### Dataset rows

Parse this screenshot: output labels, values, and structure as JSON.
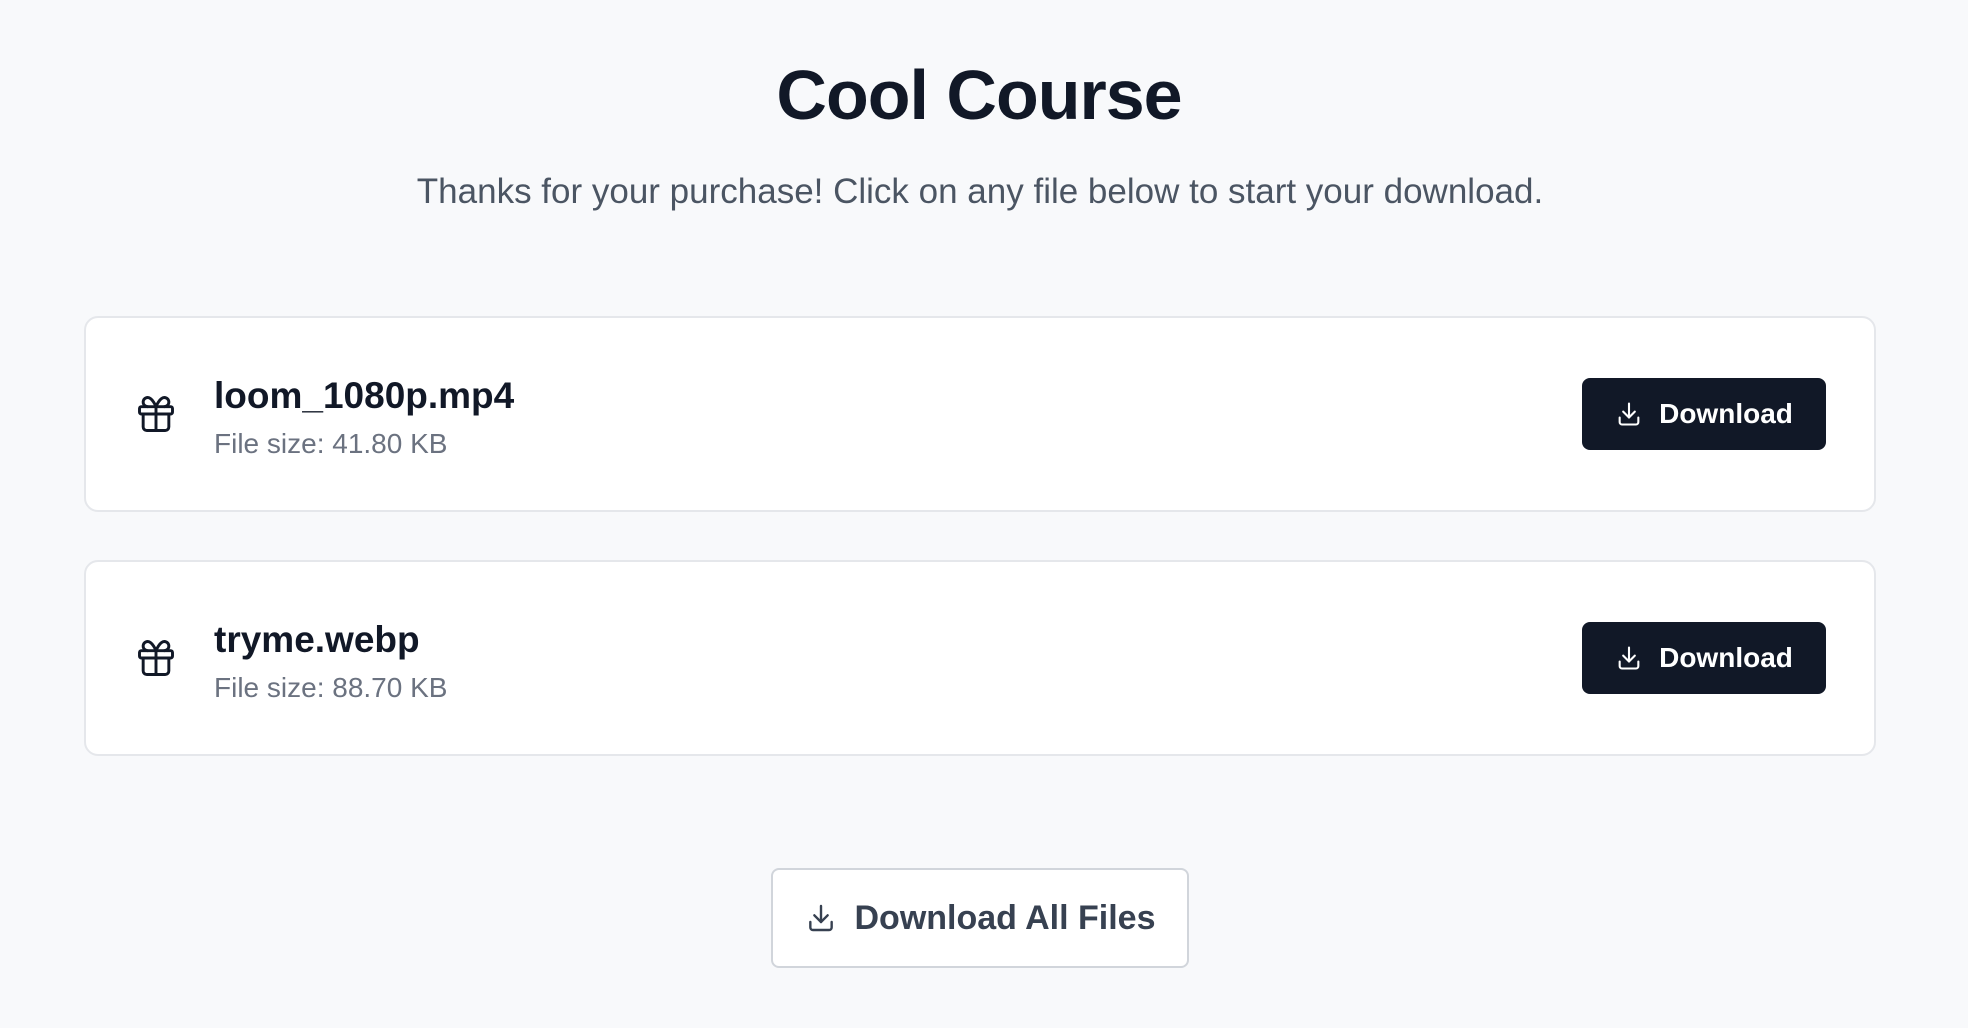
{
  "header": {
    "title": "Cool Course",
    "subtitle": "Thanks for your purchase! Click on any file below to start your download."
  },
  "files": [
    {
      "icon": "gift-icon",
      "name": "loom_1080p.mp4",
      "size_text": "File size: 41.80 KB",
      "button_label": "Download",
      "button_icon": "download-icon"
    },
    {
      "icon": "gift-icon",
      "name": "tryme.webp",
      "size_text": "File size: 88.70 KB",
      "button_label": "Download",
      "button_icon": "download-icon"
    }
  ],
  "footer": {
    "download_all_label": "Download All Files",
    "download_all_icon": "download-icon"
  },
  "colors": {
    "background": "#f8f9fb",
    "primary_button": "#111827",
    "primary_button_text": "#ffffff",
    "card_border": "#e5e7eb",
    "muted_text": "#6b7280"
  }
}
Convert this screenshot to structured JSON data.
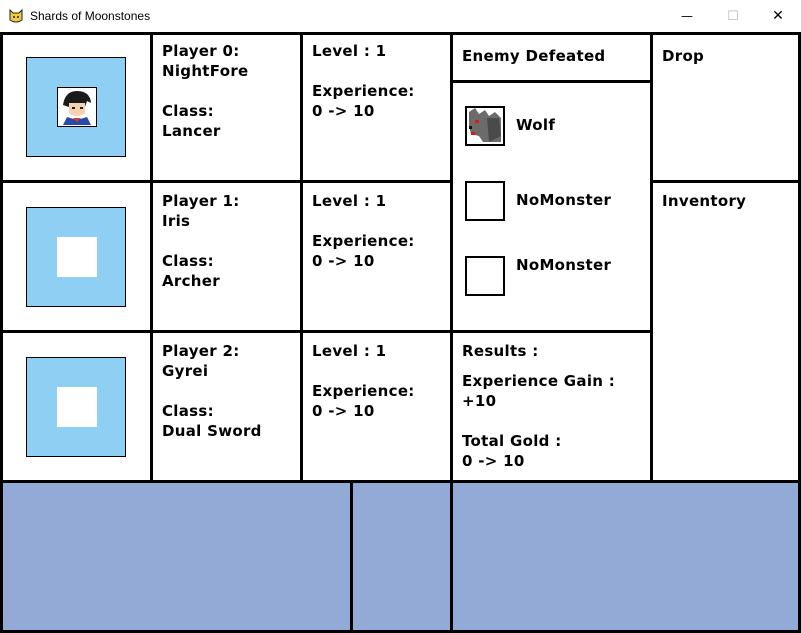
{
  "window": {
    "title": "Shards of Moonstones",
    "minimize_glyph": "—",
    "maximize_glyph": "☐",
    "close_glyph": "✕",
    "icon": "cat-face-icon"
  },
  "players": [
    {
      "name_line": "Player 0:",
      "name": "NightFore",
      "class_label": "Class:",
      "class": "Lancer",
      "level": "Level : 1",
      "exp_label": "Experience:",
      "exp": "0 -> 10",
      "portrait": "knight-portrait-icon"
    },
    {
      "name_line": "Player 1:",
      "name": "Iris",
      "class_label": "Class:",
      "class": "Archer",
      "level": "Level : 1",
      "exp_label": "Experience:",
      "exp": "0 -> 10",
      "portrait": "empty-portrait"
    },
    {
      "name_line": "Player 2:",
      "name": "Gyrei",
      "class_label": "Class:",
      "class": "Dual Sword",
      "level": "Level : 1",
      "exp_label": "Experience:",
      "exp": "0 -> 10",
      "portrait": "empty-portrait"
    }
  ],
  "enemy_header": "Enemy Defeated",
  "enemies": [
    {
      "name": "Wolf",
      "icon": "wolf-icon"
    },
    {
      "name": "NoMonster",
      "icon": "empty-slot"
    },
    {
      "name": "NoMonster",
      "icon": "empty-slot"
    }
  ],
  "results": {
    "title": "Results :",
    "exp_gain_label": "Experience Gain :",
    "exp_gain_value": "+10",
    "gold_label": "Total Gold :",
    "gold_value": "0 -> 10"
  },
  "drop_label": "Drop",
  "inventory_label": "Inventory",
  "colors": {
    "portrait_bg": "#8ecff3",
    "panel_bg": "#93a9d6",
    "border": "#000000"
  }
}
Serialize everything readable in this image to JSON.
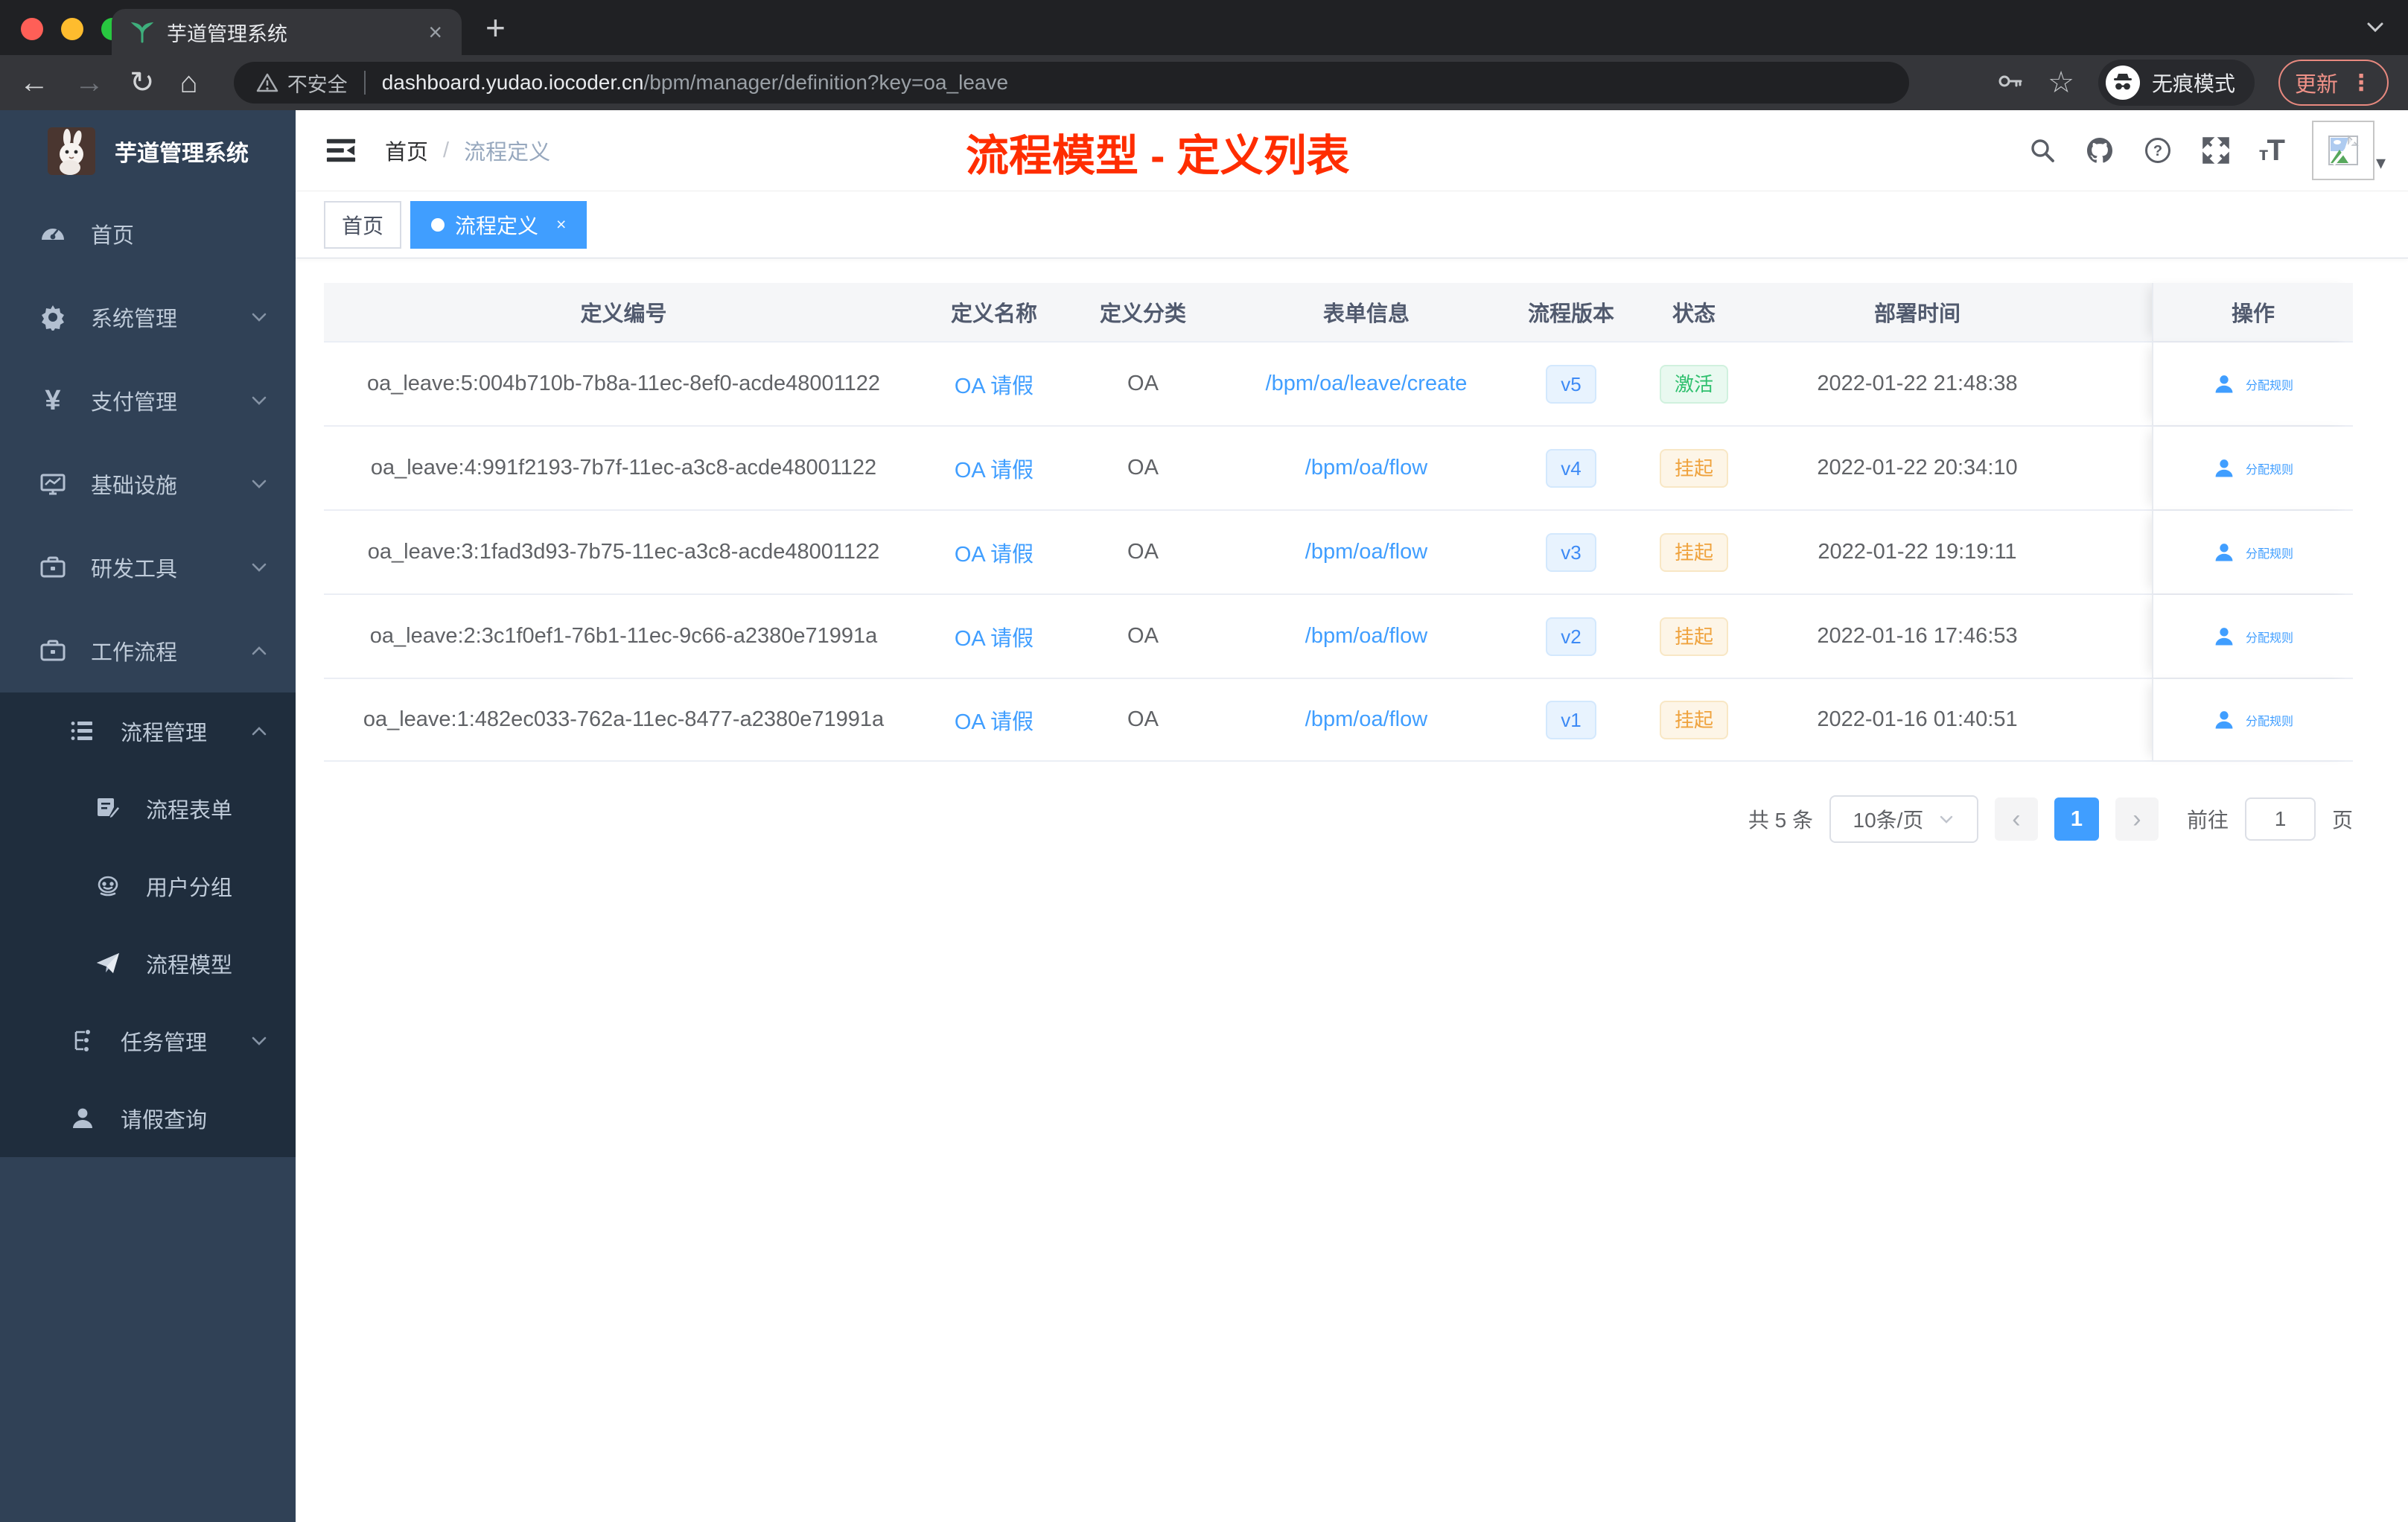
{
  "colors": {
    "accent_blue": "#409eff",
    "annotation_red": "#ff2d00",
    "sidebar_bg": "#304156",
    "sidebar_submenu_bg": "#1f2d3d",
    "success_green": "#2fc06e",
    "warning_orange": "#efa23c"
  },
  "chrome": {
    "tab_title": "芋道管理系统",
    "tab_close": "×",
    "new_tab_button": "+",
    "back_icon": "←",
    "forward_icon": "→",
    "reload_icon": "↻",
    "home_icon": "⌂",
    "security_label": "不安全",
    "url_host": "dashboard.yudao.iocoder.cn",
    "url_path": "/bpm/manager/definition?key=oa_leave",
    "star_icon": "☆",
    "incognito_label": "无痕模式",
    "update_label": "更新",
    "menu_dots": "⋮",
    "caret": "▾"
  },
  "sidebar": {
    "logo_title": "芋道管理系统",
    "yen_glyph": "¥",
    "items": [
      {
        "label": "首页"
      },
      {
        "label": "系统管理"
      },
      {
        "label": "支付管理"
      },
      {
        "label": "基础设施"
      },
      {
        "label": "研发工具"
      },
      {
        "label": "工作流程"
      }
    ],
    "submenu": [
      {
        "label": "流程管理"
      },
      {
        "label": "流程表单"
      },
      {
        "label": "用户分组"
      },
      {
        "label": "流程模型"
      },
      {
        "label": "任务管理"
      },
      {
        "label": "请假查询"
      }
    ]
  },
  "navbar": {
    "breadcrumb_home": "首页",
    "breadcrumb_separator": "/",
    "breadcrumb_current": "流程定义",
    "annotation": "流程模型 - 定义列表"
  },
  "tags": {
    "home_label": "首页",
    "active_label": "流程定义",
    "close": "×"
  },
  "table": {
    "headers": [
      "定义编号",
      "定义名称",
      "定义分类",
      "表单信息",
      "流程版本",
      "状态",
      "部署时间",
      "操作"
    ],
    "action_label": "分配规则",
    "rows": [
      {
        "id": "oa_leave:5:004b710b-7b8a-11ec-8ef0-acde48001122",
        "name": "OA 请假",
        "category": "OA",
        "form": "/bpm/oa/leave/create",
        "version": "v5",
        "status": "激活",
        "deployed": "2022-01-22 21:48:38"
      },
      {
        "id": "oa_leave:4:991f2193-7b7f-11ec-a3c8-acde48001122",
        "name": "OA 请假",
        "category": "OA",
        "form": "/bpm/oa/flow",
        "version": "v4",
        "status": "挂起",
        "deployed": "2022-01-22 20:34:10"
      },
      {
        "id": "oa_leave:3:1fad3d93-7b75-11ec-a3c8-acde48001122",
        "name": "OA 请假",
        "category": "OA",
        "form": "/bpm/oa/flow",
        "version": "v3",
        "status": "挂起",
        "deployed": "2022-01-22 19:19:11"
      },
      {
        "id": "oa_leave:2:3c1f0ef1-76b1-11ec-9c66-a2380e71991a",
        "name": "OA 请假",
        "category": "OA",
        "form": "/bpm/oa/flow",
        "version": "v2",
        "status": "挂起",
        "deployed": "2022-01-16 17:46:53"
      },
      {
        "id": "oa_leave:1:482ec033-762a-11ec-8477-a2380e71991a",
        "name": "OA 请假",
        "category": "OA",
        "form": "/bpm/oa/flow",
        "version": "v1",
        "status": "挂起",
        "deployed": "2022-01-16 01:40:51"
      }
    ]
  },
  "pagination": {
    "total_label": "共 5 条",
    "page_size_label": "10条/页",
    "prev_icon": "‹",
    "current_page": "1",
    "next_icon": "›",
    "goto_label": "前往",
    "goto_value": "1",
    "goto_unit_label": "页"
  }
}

### Description of the task
Scan the material for lines with the word "deployed", and copy each line you find.

### Exercise solution
        "deployed": "2022-01-22 21:48:38"
        "deployed": "2022-01-22 20:34:10"
        "deployed": "2022-01-22 19:19:11"
        "deployed": "2022-01-16 17:46:53"
        "deployed": "2022-01-16 01:40:51"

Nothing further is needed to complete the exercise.